Tags darauf lehnte die SVP den Staatsvertrag im Nationalrat ab. Diese Woche, bei der erneuten Abstimmung, enthielt sich die Fraktion der Stimme. Und der Staatsvertrag wurde angenommen.

Dann drehte sich der Toggenburger um und sagte, es stehe «ausser Frage», dass seine Partei einer Parlamentarischen Untersuchungskommission (PUK) zum Fall UBS zustimmen werde – auch im Ständerat, «von vereinzelten Abweichlern vielleicht abgesehen».

Am Montag lehnten die SVP-Ständeräte die Einsetzung einer PUK ab – geschlossen wie in einer konzertierten Aktion. Die Akte UBS wird geschlossen. Selbst aus der CVP-Fraktion, die im Vorfeld der Abstimmung als Zünglein an der Waage galt, kamen vier Ja-Stimmen. Hätte die SVP ihren grossen Worten Taten folgen lassen, wäre die PUK eine Tatsache. Stattdessen hat die selbst ernannte Volkspartei eine PUK verhindert.

Das Ende eines Ausflugs

Warum diese Pirouetten? Sind sie kalkuliert? Oder Ausdruck der Orientierungslosigkeit?

Aufgabe: Schreiben Sie bitte den Text über die SVP und die PUK zum Fall UBS im Anschluss an seinen letzten Satz fort. Die Auflistung ist eigenständiges Material und gehört nicht zum Text über die SVP und die PUK zum Fall UBS.

Datenauszüge
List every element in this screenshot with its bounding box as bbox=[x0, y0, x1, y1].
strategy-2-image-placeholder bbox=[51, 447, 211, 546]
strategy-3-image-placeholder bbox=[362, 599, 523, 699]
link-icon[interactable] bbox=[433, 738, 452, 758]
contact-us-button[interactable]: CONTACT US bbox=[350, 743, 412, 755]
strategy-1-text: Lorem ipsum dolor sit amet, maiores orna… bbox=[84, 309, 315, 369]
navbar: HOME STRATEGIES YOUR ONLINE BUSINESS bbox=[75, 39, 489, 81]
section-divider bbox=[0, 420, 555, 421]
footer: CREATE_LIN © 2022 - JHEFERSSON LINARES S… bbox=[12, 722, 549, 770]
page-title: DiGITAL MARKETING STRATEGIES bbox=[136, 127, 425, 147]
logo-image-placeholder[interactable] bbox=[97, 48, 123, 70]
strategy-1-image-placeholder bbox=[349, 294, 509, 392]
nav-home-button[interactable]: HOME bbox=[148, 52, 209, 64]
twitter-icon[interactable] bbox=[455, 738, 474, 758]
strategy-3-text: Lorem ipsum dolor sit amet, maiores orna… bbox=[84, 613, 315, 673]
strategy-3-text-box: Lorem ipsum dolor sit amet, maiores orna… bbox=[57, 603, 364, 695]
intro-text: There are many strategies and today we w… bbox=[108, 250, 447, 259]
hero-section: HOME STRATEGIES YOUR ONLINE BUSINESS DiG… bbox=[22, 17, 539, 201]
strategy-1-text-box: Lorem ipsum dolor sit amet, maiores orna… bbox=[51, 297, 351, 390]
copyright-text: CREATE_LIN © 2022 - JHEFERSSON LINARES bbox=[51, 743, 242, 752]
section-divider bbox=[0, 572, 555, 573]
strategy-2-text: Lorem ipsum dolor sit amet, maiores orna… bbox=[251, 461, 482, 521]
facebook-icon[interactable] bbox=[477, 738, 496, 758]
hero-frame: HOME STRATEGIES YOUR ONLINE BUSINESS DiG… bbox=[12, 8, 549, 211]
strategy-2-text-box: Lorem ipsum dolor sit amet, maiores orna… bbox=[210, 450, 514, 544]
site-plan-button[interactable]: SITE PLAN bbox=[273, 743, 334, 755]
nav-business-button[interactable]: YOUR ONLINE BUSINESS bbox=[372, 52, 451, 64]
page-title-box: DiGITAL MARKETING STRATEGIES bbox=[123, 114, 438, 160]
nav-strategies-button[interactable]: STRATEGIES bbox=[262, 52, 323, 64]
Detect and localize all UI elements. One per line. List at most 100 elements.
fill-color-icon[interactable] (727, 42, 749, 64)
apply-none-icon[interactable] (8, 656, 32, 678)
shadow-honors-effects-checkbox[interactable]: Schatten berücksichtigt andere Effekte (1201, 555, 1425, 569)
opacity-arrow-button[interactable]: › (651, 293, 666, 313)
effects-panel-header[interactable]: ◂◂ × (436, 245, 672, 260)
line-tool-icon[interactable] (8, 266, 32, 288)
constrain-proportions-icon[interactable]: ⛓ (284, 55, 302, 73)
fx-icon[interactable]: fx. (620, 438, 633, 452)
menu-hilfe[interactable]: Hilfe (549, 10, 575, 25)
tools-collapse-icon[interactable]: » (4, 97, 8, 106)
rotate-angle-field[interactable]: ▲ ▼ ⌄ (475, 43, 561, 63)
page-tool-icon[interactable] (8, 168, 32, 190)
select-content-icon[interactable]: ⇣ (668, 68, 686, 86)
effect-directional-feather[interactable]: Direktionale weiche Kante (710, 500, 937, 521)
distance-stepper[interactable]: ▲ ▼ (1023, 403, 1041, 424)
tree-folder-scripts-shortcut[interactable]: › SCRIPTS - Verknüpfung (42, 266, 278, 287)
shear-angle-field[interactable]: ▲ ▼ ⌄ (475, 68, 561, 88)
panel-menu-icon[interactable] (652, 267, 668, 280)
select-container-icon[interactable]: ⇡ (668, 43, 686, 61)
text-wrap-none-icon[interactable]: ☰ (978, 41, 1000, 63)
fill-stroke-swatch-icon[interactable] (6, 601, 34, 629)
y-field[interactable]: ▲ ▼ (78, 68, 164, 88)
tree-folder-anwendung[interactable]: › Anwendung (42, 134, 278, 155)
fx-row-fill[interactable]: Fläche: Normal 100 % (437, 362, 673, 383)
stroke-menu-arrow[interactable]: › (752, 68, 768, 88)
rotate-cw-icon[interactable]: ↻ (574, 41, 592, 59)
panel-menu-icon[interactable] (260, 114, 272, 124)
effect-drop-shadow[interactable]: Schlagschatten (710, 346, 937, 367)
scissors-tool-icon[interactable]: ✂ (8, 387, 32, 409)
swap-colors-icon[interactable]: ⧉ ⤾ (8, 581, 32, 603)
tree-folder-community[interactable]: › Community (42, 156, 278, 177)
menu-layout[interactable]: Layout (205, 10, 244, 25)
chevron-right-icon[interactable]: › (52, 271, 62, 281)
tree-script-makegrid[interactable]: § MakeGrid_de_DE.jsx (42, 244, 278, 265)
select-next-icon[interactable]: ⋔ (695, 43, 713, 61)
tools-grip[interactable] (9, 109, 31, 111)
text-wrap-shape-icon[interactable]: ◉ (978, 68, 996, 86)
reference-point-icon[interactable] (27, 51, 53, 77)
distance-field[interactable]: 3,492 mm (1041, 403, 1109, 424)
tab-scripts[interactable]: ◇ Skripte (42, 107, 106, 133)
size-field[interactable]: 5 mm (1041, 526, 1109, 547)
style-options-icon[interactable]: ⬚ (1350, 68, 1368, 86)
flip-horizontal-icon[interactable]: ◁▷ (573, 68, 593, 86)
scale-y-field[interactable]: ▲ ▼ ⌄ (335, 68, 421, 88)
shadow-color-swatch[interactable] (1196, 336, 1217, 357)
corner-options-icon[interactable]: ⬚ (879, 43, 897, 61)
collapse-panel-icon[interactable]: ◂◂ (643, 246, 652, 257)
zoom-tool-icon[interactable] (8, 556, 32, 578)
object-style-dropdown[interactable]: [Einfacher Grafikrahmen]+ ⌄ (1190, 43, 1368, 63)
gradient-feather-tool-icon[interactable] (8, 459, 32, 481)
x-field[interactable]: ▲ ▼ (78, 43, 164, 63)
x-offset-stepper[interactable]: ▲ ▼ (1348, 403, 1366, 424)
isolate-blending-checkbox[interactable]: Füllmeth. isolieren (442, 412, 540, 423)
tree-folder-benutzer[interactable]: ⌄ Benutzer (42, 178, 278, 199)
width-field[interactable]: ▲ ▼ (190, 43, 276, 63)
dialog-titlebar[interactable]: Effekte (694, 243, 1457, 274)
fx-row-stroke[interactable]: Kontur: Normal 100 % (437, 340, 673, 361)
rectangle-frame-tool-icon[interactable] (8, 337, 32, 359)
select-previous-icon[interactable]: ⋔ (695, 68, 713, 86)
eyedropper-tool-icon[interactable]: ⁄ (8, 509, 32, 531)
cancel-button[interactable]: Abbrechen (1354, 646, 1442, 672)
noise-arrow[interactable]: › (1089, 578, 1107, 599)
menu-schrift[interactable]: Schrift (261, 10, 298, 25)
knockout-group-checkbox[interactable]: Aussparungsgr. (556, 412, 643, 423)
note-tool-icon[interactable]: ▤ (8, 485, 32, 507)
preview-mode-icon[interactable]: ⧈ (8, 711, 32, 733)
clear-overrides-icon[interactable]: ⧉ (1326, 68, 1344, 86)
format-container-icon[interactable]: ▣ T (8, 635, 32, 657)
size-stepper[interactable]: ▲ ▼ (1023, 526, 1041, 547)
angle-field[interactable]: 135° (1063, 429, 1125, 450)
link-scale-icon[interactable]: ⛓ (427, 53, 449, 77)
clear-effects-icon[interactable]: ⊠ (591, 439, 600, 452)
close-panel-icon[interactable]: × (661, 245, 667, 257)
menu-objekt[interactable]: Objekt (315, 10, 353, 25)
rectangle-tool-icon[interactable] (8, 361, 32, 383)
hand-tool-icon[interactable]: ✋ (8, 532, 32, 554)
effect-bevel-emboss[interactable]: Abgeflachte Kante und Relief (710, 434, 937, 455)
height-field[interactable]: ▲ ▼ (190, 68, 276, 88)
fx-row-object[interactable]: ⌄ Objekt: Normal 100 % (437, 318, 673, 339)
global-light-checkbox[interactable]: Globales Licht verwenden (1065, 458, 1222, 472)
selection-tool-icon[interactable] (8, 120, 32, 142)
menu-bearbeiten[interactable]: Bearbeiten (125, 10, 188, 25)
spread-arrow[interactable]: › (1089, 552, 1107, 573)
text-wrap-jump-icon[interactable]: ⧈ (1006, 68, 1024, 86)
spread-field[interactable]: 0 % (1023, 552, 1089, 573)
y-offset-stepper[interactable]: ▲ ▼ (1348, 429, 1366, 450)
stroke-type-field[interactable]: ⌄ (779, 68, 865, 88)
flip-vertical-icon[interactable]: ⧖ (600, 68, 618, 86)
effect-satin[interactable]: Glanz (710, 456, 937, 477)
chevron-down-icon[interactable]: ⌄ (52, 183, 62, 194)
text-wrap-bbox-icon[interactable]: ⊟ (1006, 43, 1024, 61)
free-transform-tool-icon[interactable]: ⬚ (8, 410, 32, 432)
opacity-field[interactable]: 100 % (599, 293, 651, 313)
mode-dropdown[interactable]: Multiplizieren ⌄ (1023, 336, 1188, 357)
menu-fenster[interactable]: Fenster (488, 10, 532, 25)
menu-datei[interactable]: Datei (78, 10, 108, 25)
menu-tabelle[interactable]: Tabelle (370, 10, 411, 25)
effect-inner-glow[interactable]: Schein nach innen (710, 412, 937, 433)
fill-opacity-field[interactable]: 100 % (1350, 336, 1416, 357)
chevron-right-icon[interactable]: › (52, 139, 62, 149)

Lösung:
In den letzten Tagen war viel von den «Polparteien» die Rede, die mit ihren «parteipolitischen Spielen» wider die «Interessen des Landes» handelten. Die KommentatorInnen lagen gleich in mehreren Punkten falsch: Erstens handelte es sich bei den (linken wie rechten) Bedingungen für die Zustimmung zum Staatsvertrag nicht um Spiele, sondern um gewöhnliche Politik. Zweitens ist die UBS (noch) kein Land. Und drittens verstellt der Begriff der «Polparteien» den Blick auf die politischen Tatsachen.

Der Irrglaube einiger Beobachterinnen, die SVP kämpfe gemeinsam mit der Linken auf der Seite des «Volkes» gegen die Grossbanken, die Abzocker und die Finanzplatzparteien, geht zurück auf eine politische Kehrtwende vor rund eineinhalb Jahren, als der Marcel-Ospel-Freund und einstige Finanzspekulant Christoph Blocher nach langem Schweigen in der Finanzkrise urplötzlich einen UBS-Verwaltungsratssitz für den Bund, eine Lohn- und Bonibeschränkung für ManagerInnen und die Zerschlagung der Grossbanken forderte. Die WOZ beschrieb Blochers Anbiederung bei der Linken als «feines Gespür für Volkszorn» – eine richtige Analyse, wie sich heute zeigt. Jetzt, nach den Debatten über Abzockerinitiative, Bonisteuer, Staatsvertrag und PUK, ist dieser eineinhalbjährige Ausflug Blochers in die Sozialdemokratie am Ende.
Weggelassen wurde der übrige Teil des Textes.